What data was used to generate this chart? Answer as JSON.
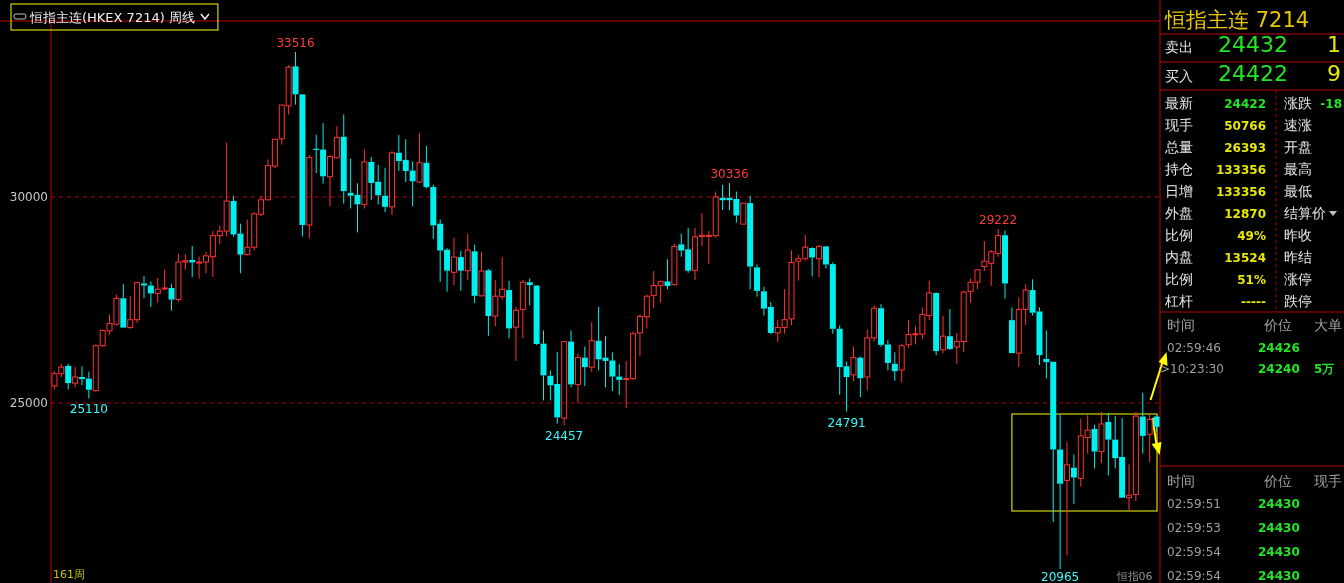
{
  "chart_data": [
    {
      "type": "candlestick",
      "title": "恒指主连(HKEX 7214)  周线",
      "categories": [
        null,
        null,
        null,
        null,
        null,
        null,
        null,
        null,
        null,
        null,
        null,
        null,
        null,
        null,
        null,
        null,
        null,
        null,
        null,
        null,
        null,
        null,
        null,
        null,
        null,
        null,
        null,
        null,
        null,
        null,
        null,
        null,
        null,
        null,
        null,
        null,
        null,
        null,
        null,
        null,
        null,
        null,
        null,
        null,
        null,
        null,
        null,
        null,
        null,
        null,
        null,
        null,
        null,
        null,
        null,
        null,
        null,
        null,
        null,
        null,
        null,
        null,
        null,
        null,
        null,
        null,
        null,
        null,
        null,
        null,
        null,
        null,
        null,
        null,
        null,
        null,
        null,
        null,
        null,
        null,
        null,
        null,
        null,
        null,
        null,
        null,
        null,
        null,
        null,
        null,
        null,
        null,
        null,
        null,
        null,
        null,
        null,
        null,
        null,
        null,
        null,
        null,
        null,
        null,
        null,
        null,
        null,
        null,
        null,
        null,
        null,
        null,
        null,
        null,
        null,
        null,
        null,
        null,
        null,
        null,
        null,
        null,
        null,
        null,
        null,
        null,
        null,
        null,
        null,
        null,
        null,
        null,
        null,
        null,
        null,
        null,
        null,
        null,
        null,
        null,
        null,
        null,
        null,
        null,
        null,
        null,
        null,
        null,
        null,
        null,
        null,
        null,
        null,
        null,
        null,
        null,
        null,
        null,
        null,
        null,
        null
      ],
      "ohlc": [
        [
          25410,
          25770,
          25330,
          25710
        ],
        [
          25710,
          25950,
          25630,
          25870
        ],
        [
          25900,
          25950,
          25330,
          25480
        ],
        [
          25480,
          25870,
          25380,
          25630
        ],
        [
          25630,
          25890,
          25430,
          25580
        ],
        [
          25590,
          25760,
          25110,
          25320
        ],
        [
          25300,
          26420,
          25270,
          26390
        ],
        [
          26390,
          26780,
          26360,
          26760
        ],
        [
          26750,
          27150,
          26650,
          26930
        ],
        [
          26910,
          27630,
          26880,
          27540
        ],
        [
          27540,
          27890,
          26830,
          26830
        ],
        [
          26830,
          27590,
          26800,
          27020
        ],
        [
          27020,
          27930,
          26940,
          27920
        ],
        [
          27900,
          28080,
          27540,
          27850
        ],
        [
          27850,
          27950,
          27330,
          27660
        ],
        [
          27660,
          28030,
          27430,
          27760
        ],
        [
          27770,
          28230,
          27740,
          27790
        ],
        [
          27790,
          27890,
          27240,
          27510
        ],
        [
          27510,
          28620,
          27460,
          28420
        ],
        [
          28420,
          28620,
          28230,
          28450
        ],
        [
          28470,
          28810,
          28050,
          28410
        ],
        [
          28410,
          28550,
          28020,
          28420
        ],
        [
          28420,
          28670,
          28150,
          28570
        ],
        [
          28550,
          29170,
          28060,
          29060
        ],
        [
          29060,
          29300,
          28850,
          29170
        ],
        [
          29170,
          31320,
          29040,
          29900
        ],
        [
          29900,
          30030,
          29040,
          29090
        ],
        [
          29110,
          29350,
          28150,
          28600
        ],
        [
          28600,
          29450,
          28580,
          28780
        ],
        [
          28780,
          29630,
          28700,
          29590
        ],
        [
          29580,
          30030,
          29530,
          29930
        ],
        [
          29930,
          30910,
          29920,
          30760
        ],
        [
          30750,
          31400,
          30700,
          31400
        ],
        [
          31410,
          32240,
          31270,
          32230
        ],
        [
          32210,
          33200,
          32000,
          33150
        ],
        [
          33170,
          33516,
          32240,
          32490
        ],
        [
          32490,
          32490,
          29040,
          29320
        ],
        [
          29320,
          31020,
          28990,
          30960
        ],
        [
          31170,
          31510,
          30580,
          31140
        ],
        [
          31150,
          31790,
          30320,
          30500
        ],
        [
          30490,
          31020,
          29770,
          30980
        ],
        [
          30950,
          31710,
          30930,
          31440
        ],
        [
          31460,
          32000,
          29840,
          30140
        ],
        [
          30100,
          30930,
          29720,
          30030
        ],
        [
          30050,
          30330,
          29140,
          29820
        ],
        [
          29820,
          31150,
          29720,
          30850
        ],
        [
          30850,
          30970,
          29930,
          30340
        ],
        [
          30370,
          30780,
          29820,
          30040
        ],
        [
          30030,
          30710,
          29630,
          29760
        ],
        [
          29760,
          31110,
          29560,
          31070
        ],
        [
          31070,
          31500,
          30630,
          30870
        ],
        [
          30900,
          31400,
          30360,
          30630
        ],
        [
          30640,
          30860,
          29770,
          30380
        ],
        [
          30360,
          31540,
          30340,
          30830
        ],
        [
          30830,
          31240,
          30210,
          30240
        ],
        [
          30240,
          30300,
          28980,
          29310
        ],
        [
          29350,
          29450,
          27940,
          28700
        ],
        [
          28720,
          28760,
          27700,
          28210
        ],
        [
          28170,
          29010,
          27860,
          28540
        ],
        [
          28540,
          28690,
          27720,
          28210
        ],
        [
          28210,
          29100,
          27980,
          28710
        ],
        [
          28680,
          28840,
          27430,
          27600
        ],
        [
          27600,
          28660,
          27580,
          28200
        ],
        [
          28220,
          28250,
          26630,
          27110
        ],
        [
          27110,
          27980,
          26860,
          27590
        ],
        [
          27580,
          28540,
          27510,
          27760
        ],
        [
          27740,
          27960,
          26570,
          26810
        ],
        [
          26840,
          27330,
          26020,
          27250
        ],
        [
          27270,
          27980,
          26570,
          27930
        ],
        [
          27930,
          28020,
          27370,
          27860
        ],
        [
          27850,
          27860,
          26410,
          26430
        ],
        [
          26440,
          26760,
          25060,
          25670
        ],
        [
          25660,
          25790,
          25060,
          25430
        ],
        [
          25460,
          26230,
          24500,
          24650
        ],
        [
          24630,
          26490,
          24457,
          26490
        ],
        [
          26490,
          26760,
          25380,
          25450
        ],
        [
          25450,
          26200,
          24990,
          26100
        ],
        [
          26100,
          26370,
          25410,
          25870
        ],
        [
          25870,
          26960,
          25750,
          26510
        ],
        [
          26510,
          27330,
          25790,
          26060
        ],
        [
          26100,
          26620,
          25380,
          26020
        ],
        [
          26030,
          26230,
          25290,
          25640
        ],
        [
          25640,
          25940,
          25190,
          25560
        ],
        [
          25580,
          26020,
          24880,
          25590
        ],
        [
          25590,
          26730,
          25560,
          26680
        ],
        [
          26700,
          27150,
          26130,
          27100
        ],
        [
          27090,
          27630,
          26810,
          27590
        ],
        [
          27610,
          28200,
          27300,
          27850
        ],
        [
          27850,
          27970,
          27430,
          27950
        ],
        [
          27950,
          28490,
          27760,
          27840
        ],
        [
          27870,
          28860,
          27850,
          28800
        ],
        [
          28850,
          29110,
          28550,
          28700
        ],
        [
          28730,
          29250,
          28160,
          28210
        ],
        [
          28220,
          29250,
          27980,
          29030
        ],
        [
          29040,
          29610,
          28810,
          29070
        ],
        [
          29040,
          29170,
          28370,
          29070
        ],
        [
          29060,
          30130,
          29010,
          30000
        ],
        [
          29980,
          30290,
          29680,
          29920
        ],
        [
          29980,
          30336,
          29680,
          29920
        ],
        [
          29950,
          30130,
          29380,
          29550
        ],
        [
          29340,
          29850,
          29340,
          29850
        ],
        [
          29850,
          30030,
          27760,
          28310
        ],
        [
          28290,
          28360,
          27580,
          27720
        ],
        [
          27710,
          27820,
          27120,
          27290
        ],
        [
          27330,
          27450,
          26670,
          26700
        ],
        [
          26700,
          27010,
          26480,
          26830
        ],
        [
          26830,
          27760,
          26680,
          27020
        ],
        [
          27040,
          28700,
          26890,
          28410
        ],
        [
          28440,
          28600,
          27970,
          28500
        ],
        [
          28500,
          29070,
          28460,
          28780
        ],
        [
          28760,
          28780,
          28070,
          28530
        ],
        [
          28500,
          28830,
          28050,
          28800
        ],
        [
          28800,
          28810,
          28260,
          28360
        ],
        [
          28370,
          28410,
          26680,
          26800
        ],
        [
          26800,
          26880,
          25200,
          25870
        ],
        [
          25890,
          26000,
          24791,
          25630
        ],
        [
          25680,
          26370,
          25530,
          26100
        ],
        [
          26100,
          26130,
          25140,
          25600
        ],
        [
          25630,
          26780,
          25300,
          26580
        ],
        [
          26580,
          27370,
          26490,
          27300
        ],
        [
          27300,
          27400,
          26360,
          26410
        ],
        [
          26420,
          26520,
          25790,
          25970
        ],
        [
          25950,
          26230,
          25540,
          25770
        ],
        [
          25800,
          26440,
          25500,
          26390
        ],
        [
          26410,
          27010,
          26340,
          26660
        ],
        [
          26670,
          26860,
          26420,
          26680
        ],
        [
          26670,
          27320,
          26550,
          27150
        ],
        [
          27120,
          27970,
          27010,
          27670
        ],
        [
          27670,
          27680,
          26160,
          26260
        ],
        [
          26290,
          27120,
          26210,
          26620
        ],
        [
          26620,
          27280,
          26290,
          26310
        ],
        [
          26360,
          26700,
          25950,
          26490
        ],
        [
          26490,
          27720,
          26230,
          27690
        ],
        [
          27710,
          28020,
          27430,
          27930
        ],
        [
          27930,
          28240,
          27760,
          28230
        ],
        [
          28310,
          28930,
          28200,
          28440
        ],
        [
          28390,
          28710,
          27840,
          28670
        ],
        [
          28630,
          29222,
          28550,
          29060
        ],
        [
          29070,
          29190,
          27530,
          27900
        ],
        [
          27010,
          27320,
          26210,
          26210
        ],
        [
          26210,
          27560,
          25870,
          27270
        ],
        [
          27270,
          27880,
          26890,
          27740
        ],
        [
          27740,
          28000,
          27120,
          27190
        ],
        [
          27220,
          27320,
          25920,
          26160
        ],
        [
          26070,
          26760,
          25590,
          25990
        ],
        [
          26000,
          26000,
          22110,
          23870
        ],
        [
          23870,
          24730,
          20965,
          23040
        ],
        [
          23120,
          24060,
          21300,
          23500
        ],
        [
          23430,
          23750,
          22550,
          23190
        ],
        [
          23170,
          24620,
          22970,
          24200
        ],
        [
          24160,
          24700,
          23770,
          24340
        ],
        [
          24370,
          24470,
          23410,
          23820
        ],
        [
          23820,
          24780,
          23540,
          24490
        ],
        [
          24540,
          24760,
          23240,
          24110
        ],
        [
          24110,
          24680,
          23410,
          23660
        ],
        [
          23690,
          24630,
          22700,
          22700
        ],
        [
          22700,
          23510,
          22390,
          22760
        ],
        [
          22780,
          24780,
          22620,
          24680
        ],
        [
          24670,
          25250,
          23770,
          24200
        ],
        [
          24240,
          24730,
          23560,
          24600
        ],
        [
          24670,
          24680,
          24300,
          24420
        ]
      ],
      "ylim": [
        20630,
        34270
      ],
      "yticks": [
        25000,
        30000
      ],
      "grid": "y",
      "annotations": [
        "33516",
        "30336",
        "29222",
        "25110",
        "24457",
        "24791",
        "20965",
        "161周",
        "恒指06"
      ]
    },
    {
      "type": "other",
      "title": "恒指主连  7214",
      "annotations": [
        "卖出",
        "24432",
        "1",
        "买入",
        "24422",
        "9",
        "最新",
        "24422",
        "现手",
        "50766",
        "总量",
        "26393",
        "持仓",
        "133356",
        "日增",
        "133356",
        "外盘",
        "12870",
        "比例",
        "49%",
        "内盘",
        "13524",
        "比例",
        "51%",
        "杠杆",
        "-----",
        "涨跌",
        "-18",
        "速涨",
        "开盘",
        "最高",
        "最低",
        "结算价",
        "昨收",
        "昨结",
        "涨停",
        "跌停",
        "时间",
        "价位",
        "大单",
        "02:59:46",
        "24426",
        ">10:23:30",
        "24240",
        "5万",
        "时间",
        "价位",
        "现手",
        "02:59:51",
        "24430",
        "02:59:53",
        "24430",
        "02:59:54",
        "24430",
        "02:59:54",
        "24430"
      ]
    }
  ]
}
^^^^^^^^^^^^^^^^
## Directions for this task
Only a number is needed: how many lines of the material above contain "title"?

## The output
2